Problem to work on >> Return each line containing the string "webpage".

Records provided >>
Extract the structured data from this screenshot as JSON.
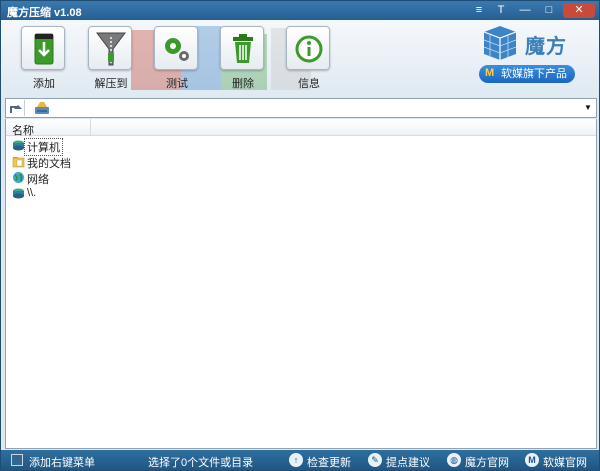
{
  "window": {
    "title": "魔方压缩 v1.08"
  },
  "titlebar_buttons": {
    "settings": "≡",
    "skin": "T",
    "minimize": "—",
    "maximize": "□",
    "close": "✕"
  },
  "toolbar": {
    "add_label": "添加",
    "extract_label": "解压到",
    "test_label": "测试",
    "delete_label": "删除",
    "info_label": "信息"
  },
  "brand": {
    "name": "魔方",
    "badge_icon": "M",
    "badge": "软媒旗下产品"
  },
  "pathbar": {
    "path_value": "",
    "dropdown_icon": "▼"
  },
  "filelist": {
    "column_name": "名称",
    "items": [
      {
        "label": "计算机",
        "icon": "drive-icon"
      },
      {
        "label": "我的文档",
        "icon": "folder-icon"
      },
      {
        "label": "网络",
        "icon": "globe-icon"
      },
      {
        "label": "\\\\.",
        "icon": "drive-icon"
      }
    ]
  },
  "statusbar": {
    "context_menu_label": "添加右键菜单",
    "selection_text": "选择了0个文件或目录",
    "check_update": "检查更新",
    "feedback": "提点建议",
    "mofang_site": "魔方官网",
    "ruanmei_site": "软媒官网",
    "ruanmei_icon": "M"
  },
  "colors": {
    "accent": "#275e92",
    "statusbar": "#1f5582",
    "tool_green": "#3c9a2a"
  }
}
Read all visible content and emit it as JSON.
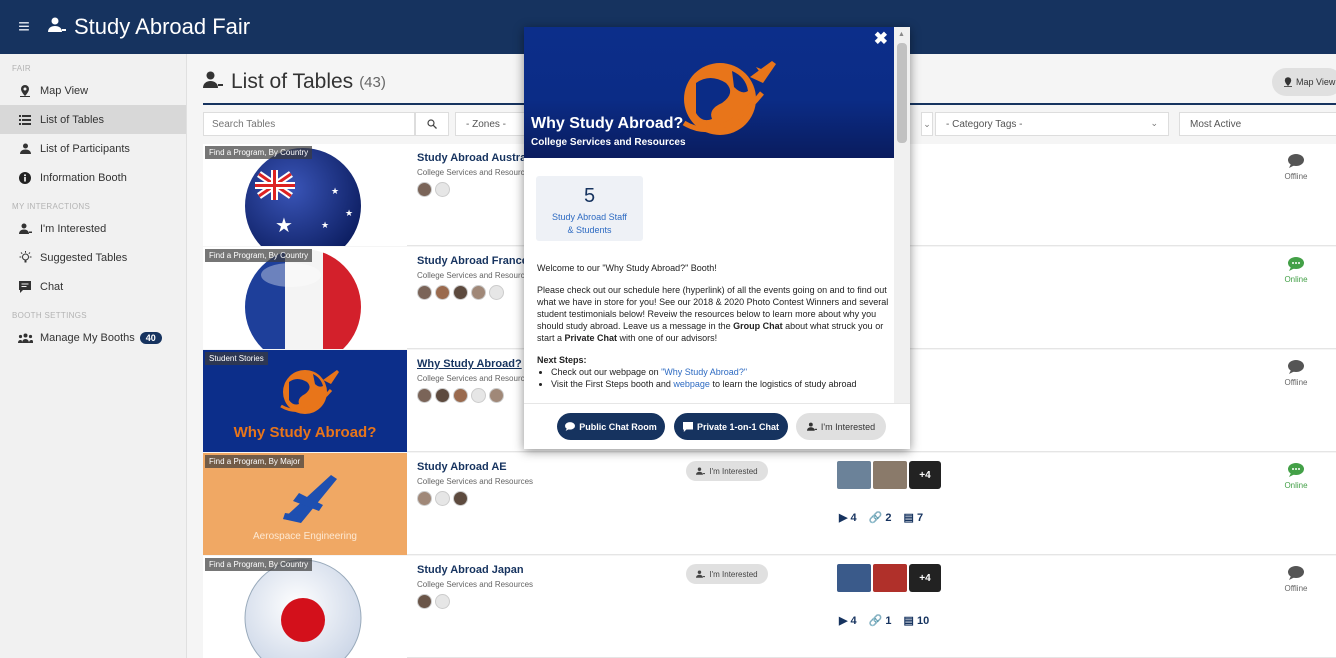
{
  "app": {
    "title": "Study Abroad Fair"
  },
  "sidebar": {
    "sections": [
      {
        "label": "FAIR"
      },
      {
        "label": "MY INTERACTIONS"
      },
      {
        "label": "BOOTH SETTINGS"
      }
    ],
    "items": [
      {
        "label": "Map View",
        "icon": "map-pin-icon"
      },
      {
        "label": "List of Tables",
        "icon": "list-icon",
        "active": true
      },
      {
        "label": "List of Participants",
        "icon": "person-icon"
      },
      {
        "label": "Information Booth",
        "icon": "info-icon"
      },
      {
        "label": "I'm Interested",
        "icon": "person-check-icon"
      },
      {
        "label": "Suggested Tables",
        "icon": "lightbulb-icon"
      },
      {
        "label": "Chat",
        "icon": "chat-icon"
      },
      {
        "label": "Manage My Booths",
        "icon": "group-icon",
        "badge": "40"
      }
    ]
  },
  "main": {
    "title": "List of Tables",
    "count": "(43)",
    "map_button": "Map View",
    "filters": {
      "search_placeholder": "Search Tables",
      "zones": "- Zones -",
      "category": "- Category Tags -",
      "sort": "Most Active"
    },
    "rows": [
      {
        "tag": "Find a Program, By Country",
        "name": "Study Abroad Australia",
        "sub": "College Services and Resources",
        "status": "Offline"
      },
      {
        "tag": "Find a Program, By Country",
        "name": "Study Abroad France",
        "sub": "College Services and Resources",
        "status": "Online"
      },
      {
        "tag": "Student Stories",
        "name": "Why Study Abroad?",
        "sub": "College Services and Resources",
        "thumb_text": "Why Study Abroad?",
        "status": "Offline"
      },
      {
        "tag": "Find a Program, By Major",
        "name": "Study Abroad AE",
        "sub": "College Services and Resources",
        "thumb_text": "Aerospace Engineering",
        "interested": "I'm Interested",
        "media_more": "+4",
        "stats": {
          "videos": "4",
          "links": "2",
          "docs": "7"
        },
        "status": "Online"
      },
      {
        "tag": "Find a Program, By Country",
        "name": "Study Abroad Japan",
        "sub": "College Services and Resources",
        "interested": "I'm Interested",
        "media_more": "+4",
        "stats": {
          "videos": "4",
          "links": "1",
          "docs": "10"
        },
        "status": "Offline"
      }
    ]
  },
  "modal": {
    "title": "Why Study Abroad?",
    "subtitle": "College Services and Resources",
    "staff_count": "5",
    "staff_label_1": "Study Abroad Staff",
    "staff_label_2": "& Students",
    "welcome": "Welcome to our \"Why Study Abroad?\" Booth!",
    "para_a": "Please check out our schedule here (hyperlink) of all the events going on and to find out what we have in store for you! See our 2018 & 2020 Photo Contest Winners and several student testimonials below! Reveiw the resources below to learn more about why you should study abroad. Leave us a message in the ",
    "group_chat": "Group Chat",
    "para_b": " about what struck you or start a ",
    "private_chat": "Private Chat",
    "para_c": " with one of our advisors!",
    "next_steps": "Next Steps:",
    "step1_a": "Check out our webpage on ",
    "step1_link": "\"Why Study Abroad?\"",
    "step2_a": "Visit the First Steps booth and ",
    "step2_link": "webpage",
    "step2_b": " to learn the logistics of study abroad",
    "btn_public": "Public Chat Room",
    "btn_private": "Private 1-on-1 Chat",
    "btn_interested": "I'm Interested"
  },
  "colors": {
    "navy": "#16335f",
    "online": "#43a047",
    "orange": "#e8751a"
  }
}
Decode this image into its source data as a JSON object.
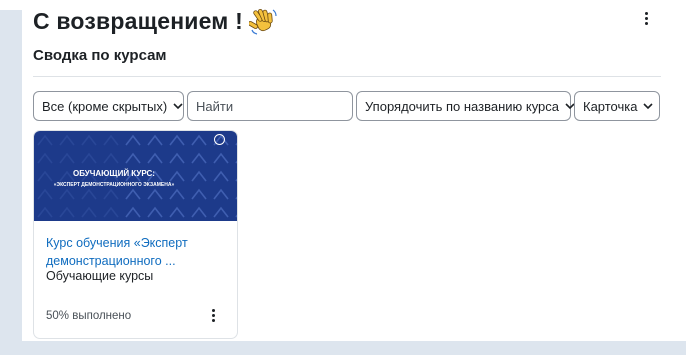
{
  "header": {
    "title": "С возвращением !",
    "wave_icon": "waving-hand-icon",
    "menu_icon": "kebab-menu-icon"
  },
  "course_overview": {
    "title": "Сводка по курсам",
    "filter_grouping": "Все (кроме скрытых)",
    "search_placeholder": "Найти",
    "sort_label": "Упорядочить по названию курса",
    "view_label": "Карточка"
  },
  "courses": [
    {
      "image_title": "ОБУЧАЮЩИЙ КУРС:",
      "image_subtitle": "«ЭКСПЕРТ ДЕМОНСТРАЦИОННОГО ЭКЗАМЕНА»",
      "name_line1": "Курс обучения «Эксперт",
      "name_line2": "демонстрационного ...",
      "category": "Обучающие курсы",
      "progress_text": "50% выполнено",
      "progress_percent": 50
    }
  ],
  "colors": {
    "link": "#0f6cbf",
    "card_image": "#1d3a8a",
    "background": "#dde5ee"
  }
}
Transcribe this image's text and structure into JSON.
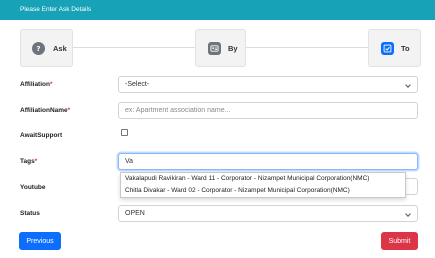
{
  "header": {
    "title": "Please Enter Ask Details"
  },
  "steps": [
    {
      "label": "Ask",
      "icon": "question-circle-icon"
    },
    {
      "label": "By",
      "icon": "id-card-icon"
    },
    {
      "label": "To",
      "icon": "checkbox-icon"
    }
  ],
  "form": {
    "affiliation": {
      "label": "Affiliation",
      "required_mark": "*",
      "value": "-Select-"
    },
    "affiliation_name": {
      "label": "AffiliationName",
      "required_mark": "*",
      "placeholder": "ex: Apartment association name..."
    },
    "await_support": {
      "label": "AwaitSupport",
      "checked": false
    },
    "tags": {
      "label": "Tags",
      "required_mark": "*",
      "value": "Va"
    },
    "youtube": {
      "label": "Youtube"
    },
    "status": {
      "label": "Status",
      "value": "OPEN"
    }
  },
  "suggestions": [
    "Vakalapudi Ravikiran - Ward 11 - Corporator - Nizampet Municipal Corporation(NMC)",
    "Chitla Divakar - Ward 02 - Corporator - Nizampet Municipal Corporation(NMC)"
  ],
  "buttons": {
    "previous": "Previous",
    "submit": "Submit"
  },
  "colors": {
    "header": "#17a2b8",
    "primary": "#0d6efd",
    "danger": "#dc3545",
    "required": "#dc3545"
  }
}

Exercise result >>
    "step1_a": "Check out our webpage on ",
    "step2_link": "webpage",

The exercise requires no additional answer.